Dataset entries:
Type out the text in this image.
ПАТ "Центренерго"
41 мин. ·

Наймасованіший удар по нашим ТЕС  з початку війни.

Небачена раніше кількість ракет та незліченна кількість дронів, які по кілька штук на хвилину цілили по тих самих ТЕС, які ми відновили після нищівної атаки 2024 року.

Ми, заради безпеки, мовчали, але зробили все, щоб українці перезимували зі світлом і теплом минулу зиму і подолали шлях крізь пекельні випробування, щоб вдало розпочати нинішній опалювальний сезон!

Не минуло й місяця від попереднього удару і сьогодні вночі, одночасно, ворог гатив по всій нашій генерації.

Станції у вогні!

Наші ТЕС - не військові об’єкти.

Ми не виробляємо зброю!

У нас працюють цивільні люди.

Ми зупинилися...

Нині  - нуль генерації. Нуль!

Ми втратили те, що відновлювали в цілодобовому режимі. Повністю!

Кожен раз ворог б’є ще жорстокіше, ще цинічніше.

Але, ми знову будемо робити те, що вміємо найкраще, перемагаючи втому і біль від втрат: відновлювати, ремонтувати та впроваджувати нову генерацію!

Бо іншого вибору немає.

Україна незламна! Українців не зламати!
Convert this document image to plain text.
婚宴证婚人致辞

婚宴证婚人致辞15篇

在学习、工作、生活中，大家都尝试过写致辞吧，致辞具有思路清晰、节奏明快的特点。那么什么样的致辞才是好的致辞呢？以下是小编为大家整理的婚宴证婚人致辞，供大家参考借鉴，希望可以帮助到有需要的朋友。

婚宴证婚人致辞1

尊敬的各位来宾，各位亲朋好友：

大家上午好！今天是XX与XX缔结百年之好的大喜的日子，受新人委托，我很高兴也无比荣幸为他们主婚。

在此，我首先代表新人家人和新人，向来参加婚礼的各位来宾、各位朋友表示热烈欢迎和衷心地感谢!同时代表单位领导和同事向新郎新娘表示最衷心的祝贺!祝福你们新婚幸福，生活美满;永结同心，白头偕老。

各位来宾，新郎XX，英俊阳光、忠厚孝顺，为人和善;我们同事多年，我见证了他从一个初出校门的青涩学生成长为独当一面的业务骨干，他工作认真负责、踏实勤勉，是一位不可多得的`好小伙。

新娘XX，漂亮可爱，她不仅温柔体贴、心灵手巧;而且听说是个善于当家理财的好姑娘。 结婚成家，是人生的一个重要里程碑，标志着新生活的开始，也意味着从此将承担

TO BE DONE: Pick out and copy the lines of the material that include the word "генерації".

ANSWER TO THE PROBLEM:
Не минуло й місяця від попереднього удару і сьогодні вночі, одночасно, ворог гатив по всій нашій генерації.
Нині  - нуль генерації. Нуль!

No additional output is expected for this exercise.